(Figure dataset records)

========================================

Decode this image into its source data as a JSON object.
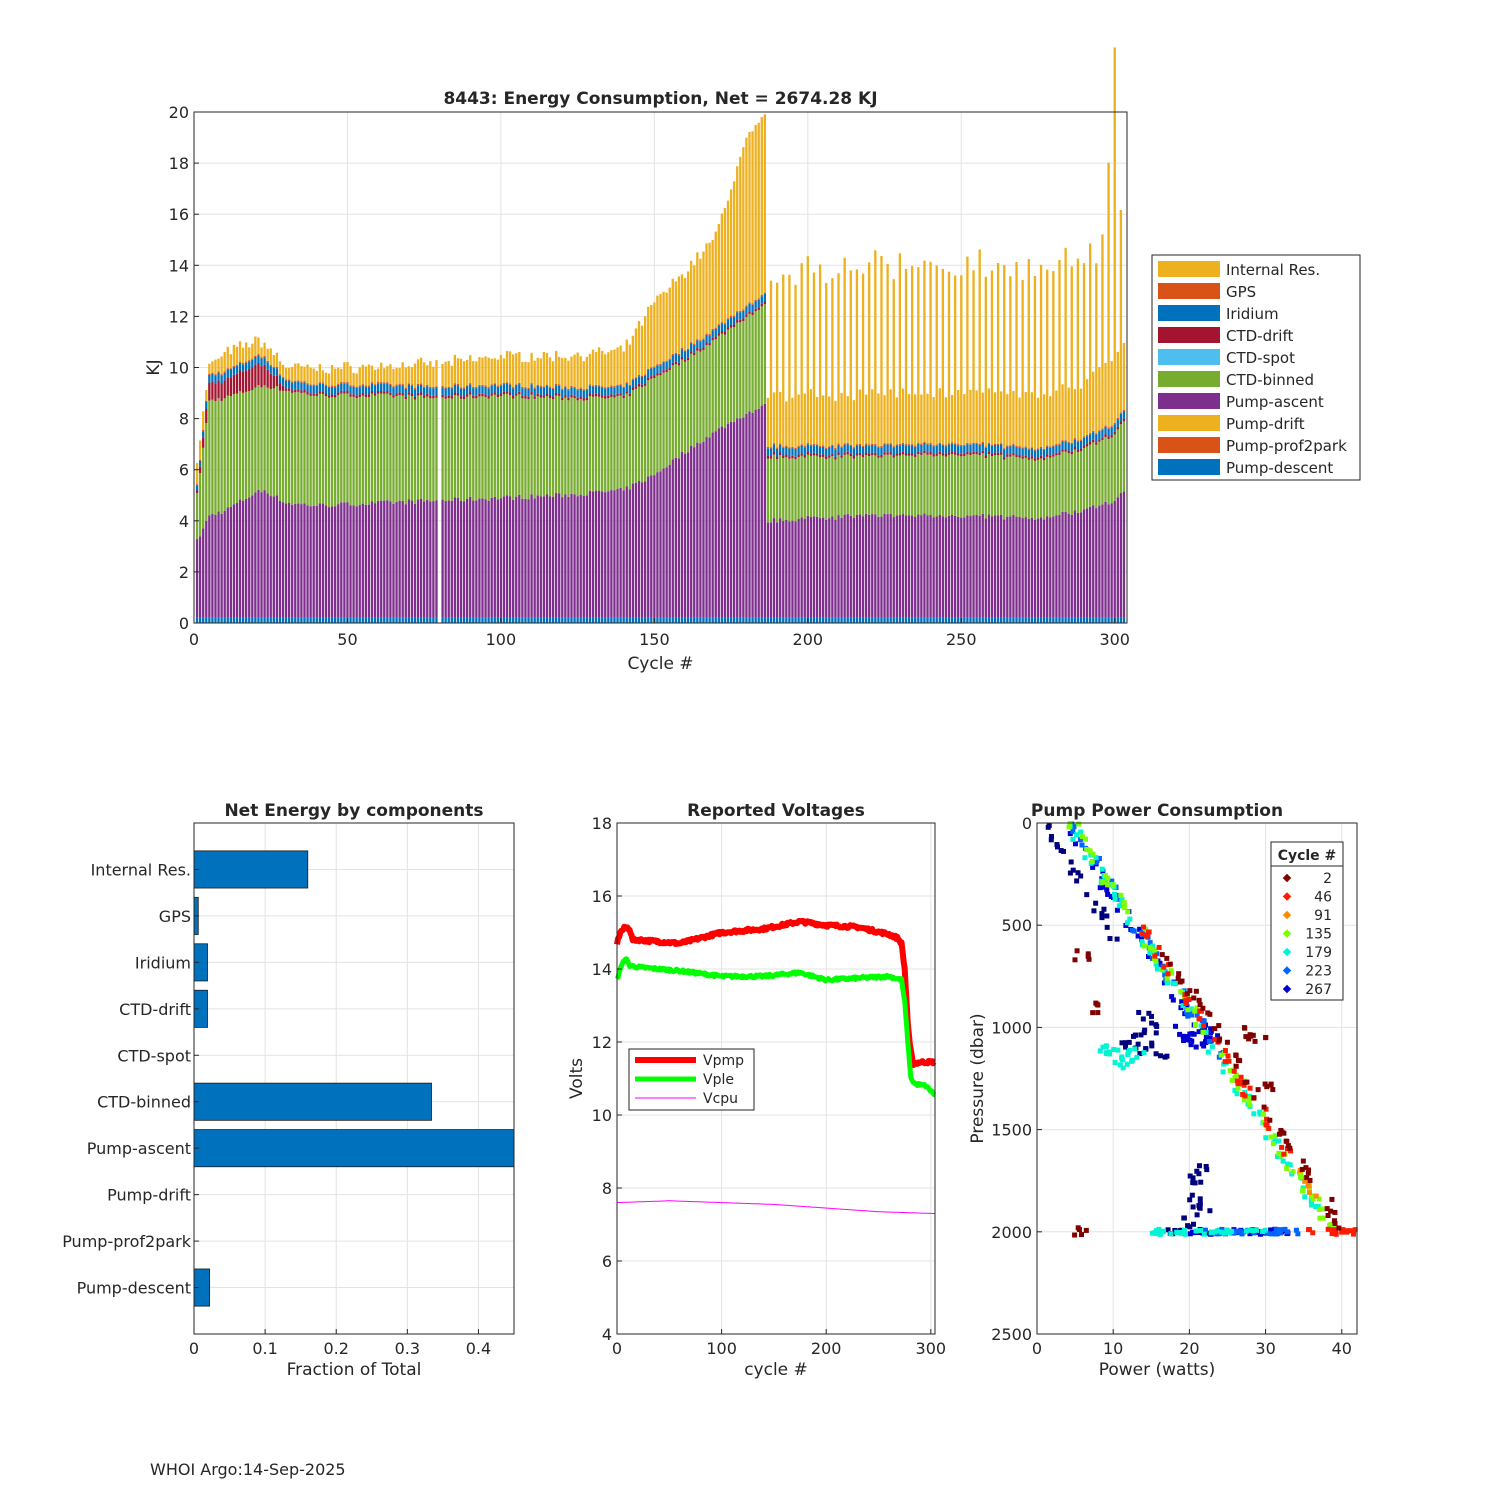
{
  "footer": "WHOI Argo:14-Sep-2025",
  "chart_data": [
    {
      "id": "energy",
      "type": "bar",
      "stacked": true,
      "title": "8443: Energy Consumption,  Net = 2674.28 KJ",
      "xlabel": "Cycle #",
      "ylabel": "KJ",
      "xlim": [
        0,
        304
      ],
      "ylim": [
        0,
        20
      ],
      "xticks": [
        0,
        50,
        100,
        150,
        200,
        250,
        300
      ],
      "yticks": [
        0,
        2,
        4,
        6,
        8,
        10,
        12,
        14,
        16,
        18,
        20
      ],
      "grid": true,
      "legend_position": "right-outside",
      "legend": [
        {
          "name": "Internal Res.",
          "color": "#EDB120"
        },
        {
          "name": "GPS",
          "color": "#D95319"
        },
        {
          "name": "Iridium",
          "color": "#0072BD"
        },
        {
          "name": "CTD-drift",
          "color": "#A2142F"
        },
        {
          "name": "CTD-spot",
          "color": "#4DBEEE"
        },
        {
          "name": "CTD-binned",
          "color": "#77AC30"
        },
        {
          "name": "Pump-ascent",
          "color": "#7E2F8E"
        },
        {
          "name": "Pump-drift",
          "color": "#EDB120"
        },
        {
          "name": "Pump-prof2park",
          "color": "#D95319"
        },
        {
          "name": "Pump-descent",
          "color": "#0072BD"
        }
      ],
      "profile": {
        "cycles": [
          1,
          5,
          10,
          20,
          23,
          30,
          40,
          60,
          80,
          100,
          120,
          140,
          150,
          160,
          170,
          180,
          186,
          187,
          200,
          220,
          250,
          275,
          290,
          300,
          304
        ],
        "pump_descent": [
          0.2,
          0.2,
          0.2,
          0.2,
          0.2,
          0.2,
          0.2,
          0.2,
          0.2,
          0.2,
          0.2,
          0.2,
          0.2,
          0.2,
          0.2,
          0.2,
          0.2,
          0.2,
          0.2,
          0.2,
          0.2,
          0.2,
          0.2,
          0.2,
          0.2
        ],
        "pump_ascent": [
          3.0,
          4.0,
          4.2,
          4.9,
          5.0,
          4.5,
          4.4,
          4.5,
          4.6,
          4.7,
          4.8,
          5.0,
          5.6,
          6.5,
          7.3,
          8.0,
          8.3,
          3.8,
          3.9,
          4.0,
          4.0,
          3.9,
          4.2,
          4.6,
          5.0
        ],
        "ctd_binned": [
          1.8,
          4.5,
          4.4,
          4.1,
          4.1,
          4.4,
          4.3,
          4.2,
          4.0,
          4.0,
          3.8,
          3.6,
          3.8,
          3.6,
          3.6,
          3.8,
          3.9,
          2.5,
          2.4,
          2.3,
          2.4,
          2.3,
          2.4,
          2.6,
          2.8
        ],
        "ctd_drift": [
          0.1,
          0.7,
          0.7,
          0.9,
          0.8,
          0.1,
          0.1,
          0.1,
          0.1,
          0.1,
          0.1,
          0.1,
          0.1,
          0.1,
          0.1,
          0.1,
          0.1,
          0.1,
          0.1,
          0.1,
          0.1,
          0.1,
          0.1,
          0.1,
          0.1
        ],
        "iridium": [
          0.2,
          0.3,
          0.3,
          0.3,
          0.3,
          0.3,
          0.3,
          0.3,
          0.3,
          0.3,
          0.3,
          0.3,
          0.3,
          0.3,
          0.3,
          0.3,
          0.3,
          0.3,
          0.3,
          0.3,
          0.3,
          0.3,
          0.3,
          0.3,
          0.3
        ],
        "gps": [
          0.05,
          0.05,
          0.05,
          0.05,
          0.05,
          0.05,
          0.05,
          0.05,
          0.05,
          0.05,
          0.05,
          0.05,
          0.05,
          0.05,
          0.05,
          0.05,
          0.05,
          0.05,
          0.05,
          0.05,
          0.05,
          0.05,
          0.05,
          0.05,
          0.05
        ],
        "internal_res": [
          1.0,
          0.3,
          0.7,
          0.6,
          0.5,
          0.5,
          0.6,
          0.7,
          0.9,
          1.1,
          1.2,
          1.4,
          2.5,
          3.0,
          3.6,
          6.5,
          6.9,
          1.8,
          2.0,
          2.0,
          2.0,
          2.0,
          2.1,
          2.5,
          2.6
        ],
        "spike_extra_even_cycles_after_186": 4.5
      }
    },
    {
      "id": "components",
      "type": "barh",
      "title": "Net Energy by components",
      "xlabel": "Fraction of Total",
      "xlim": [
        0,
        0.45
      ],
      "xticks": [
        0,
        0.1,
        0.2,
        0.3,
        0.4
      ],
      "xtick_labels": [
        "0",
        "0.1",
        "0.2",
        "0.3",
        "0.4"
      ],
      "categories": [
        "Internal Res.",
        "GPS",
        "Iridium",
        "CTD-drift",
        "CTD-spot",
        "CTD-binned",
        "Pump-ascent",
        "Pump-drift",
        "Pump-prof2park",
        "Pump-descent"
      ],
      "values": [
        0.16,
        0.006,
        0.019,
        0.019,
        0,
        0.334,
        0.45,
        0,
        0,
        0.022
      ],
      "bar_color": "#0072BD",
      "grid": true
    },
    {
      "id": "voltages",
      "type": "line",
      "title": "Reported Voltages",
      "xlabel": "cycle #",
      "ylabel": "Volts",
      "xlim": [
        0,
        304
      ],
      "ylim": [
        4,
        18
      ],
      "xticks": [
        0,
        100,
        200,
        300
      ],
      "yticks": [
        4,
        6,
        8,
        10,
        12,
        14,
        16,
        18
      ],
      "grid": true,
      "legend_position": "middle-left",
      "series": [
        {
          "name": "Vpmp",
          "color": "#FF0000",
          "x": [
            0,
            3,
            8,
            12,
            15,
            20,
            40,
            60,
            100,
            140,
            175,
            200,
            230,
            260,
            268,
            272,
            275,
            278,
            280,
            283,
            290,
            304
          ],
          "y": [
            14.7,
            15.0,
            15.15,
            15.1,
            14.8,
            14.8,
            14.75,
            14.7,
            15.0,
            15.1,
            15.3,
            15.2,
            15.15,
            14.95,
            14.85,
            14.7,
            14.0,
            12.5,
            11.9,
            11.4,
            11.45,
            11.45
          ]
        },
        {
          "name": "Vple",
          "color": "#00FF00",
          "x": [
            0,
            3,
            8,
            12,
            20,
            40,
            60,
            100,
            140,
            175,
            200,
            230,
            260,
            272,
            275,
            278,
            281,
            285,
            295,
            304
          ],
          "y": [
            13.7,
            14.0,
            14.3,
            14.1,
            14.05,
            14.0,
            13.95,
            13.8,
            13.8,
            13.9,
            13.7,
            13.75,
            13.8,
            13.7,
            13.1,
            12.0,
            11.0,
            10.85,
            10.8,
            10.55
          ]
        },
        {
          "name": "Vcpu",
          "color": "#FF00FF",
          "x": [
            0,
            50,
            100,
            150,
            200,
            250,
            304
          ],
          "y": [
            7.6,
            7.65,
            7.6,
            7.55,
            7.45,
            7.35,
            7.3
          ]
        }
      ]
    },
    {
      "id": "pump_power",
      "type": "scatter",
      "title": "Pump Power Consumption",
      "xlabel": "Power (watts)",
      "ylabel": "Pressure (dbar)",
      "xlim": [
        0,
        42
      ],
      "ylim": [
        0,
        2500
      ],
      "y_reversed": true,
      "xticks": [
        0,
        10,
        20,
        30,
        40
      ],
      "yticks": [
        0,
        500,
        1000,
        1500,
        2000,
        2500
      ],
      "grid": true,
      "legend_title": "Cycle #",
      "legend_position": "top-right",
      "legend": [
        {
          "name": "2",
          "color": "#800000"
        },
        {
          "name": "46",
          "color": "#FF1A00"
        },
        {
          "name": "91",
          "color": "#FF8C00"
        },
        {
          "name": "135",
          "color": "#7CFF00"
        },
        {
          "name": "179",
          "color": "#00F5D4"
        },
        {
          "name": "223",
          "color": "#0064FF"
        },
        {
          "name": "267",
          "color": "#0000D0"
        }
      ],
      "groups": [
        {
          "color": "#00007F",
          "mode": "main_line",
          "p0": 0,
          "p1": 600,
          "w_offset": -3.0
        },
        {
          "color": "#00007F",
          "mode": "cluster",
          "points": [
            [
              13,
              1050
            ],
            [
              14,
              1100
            ],
            [
              15,
              1000
            ],
            [
              12,
              1080
            ],
            [
              16,
              1120
            ],
            [
              14,
              950
            ]
          ]
        },
        {
          "color": "#00007F",
          "mode": "cluster",
          "points": [
            [
              21,
              1850
            ],
            [
              22,
              1900
            ],
            [
              21,
              1750
            ],
            [
              22,
              1700
            ],
            [
              20,
              1950
            ]
          ]
        },
        {
          "color": "#00007F",
          "mode": "bottom",
          "w0": 17,
          "w1": 23
        },
        {
          "color": "#0000D0",
          "mode": "main_line",
          "p0": 0,
          "p1": 1100,
          "w_offset": 0
        },
        {
          "color": "#0000D0",
          "mode": "cluster",
          "points": [
            [
              20,
              1050
            ],
            [
              22,
              1000
            ],
            [
              23,
              1030
            ],
            [
              21,
              1080
            ],
            [
              19,
              1020
            ]
          ]
        },
        {
          "color": "#0000D0",
          "mode": "bottom",
          "w0": 20,
          "w1": 33
        },
        {
          "color": "#0064FF",
          "mode": "main_line",
          "p0": 0,
          "p1": 1200,
          "w_offset": 0.6
        },
        {
          "color": "#0064FF",
          "mode": "bottom",
          "w0": 22,
          "w1": 35
        },
        {
          "color": "#00F5D4",
          "mode": "main_line",
          "p0": 0,
          "p1": 1900,
          "w_offset": 0.3
        },
        {
          "color": "#00F5D4",
          "mode": "cluster",
          "points": [
            [
              10,
              1120
            ],
            [
              11,
              1150
            ],
            [
              12,
              1180
            ],
            [
              13,
              1130
            ],
            [
              9,
              1110
            ]
          ]
        },
        {
          "color": "#00F5D4",
          "mode": "bottom",
          "w0": 15,
          "w1": 30
        },
        {
          "color": "#7CFF00",
          "mode": "main_line",
          "p0": 0,
          "p1": 2000,
          "w_offset": 0.8
        },
        {
          "color": "#FF8C00",
          "mode": "main_line",
          "p0": 1700,
          "p1": 1850,
          "w_offset": 1.5
        },
        {
          "color": "#FF1A00",
          "mode": "main_line",
          "p0": 500,
          "p1": 1650,
          "w_offset": 1.2
        },
        {
          "color": "#FF1A00",
          "mode": "bottom",
          "w0": 35,
          "w1": 42
        },
        {
          "color": "#800000",
          "mode": "main_line",
          "p0": 600,
          "p1": 1980,
          "w_offset": 2.2
        },
        {
          "color": "#800000",
          "mode": "cluster",
          "points": [
            [
              6,
              650
            ],
            [
              7,
              900
            ],
            [
              6,
              2000
            ],
            [
              29,
              1050
            ],
            [
              27,
              1030
            ],
            [
              31,
              1300
            ]
          ]
        }
      ]
    }
  ]
}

========================================

Stated task
Of the lines in the material, how many hold the word "ylabel"? Reply with the number only.

Written answer
3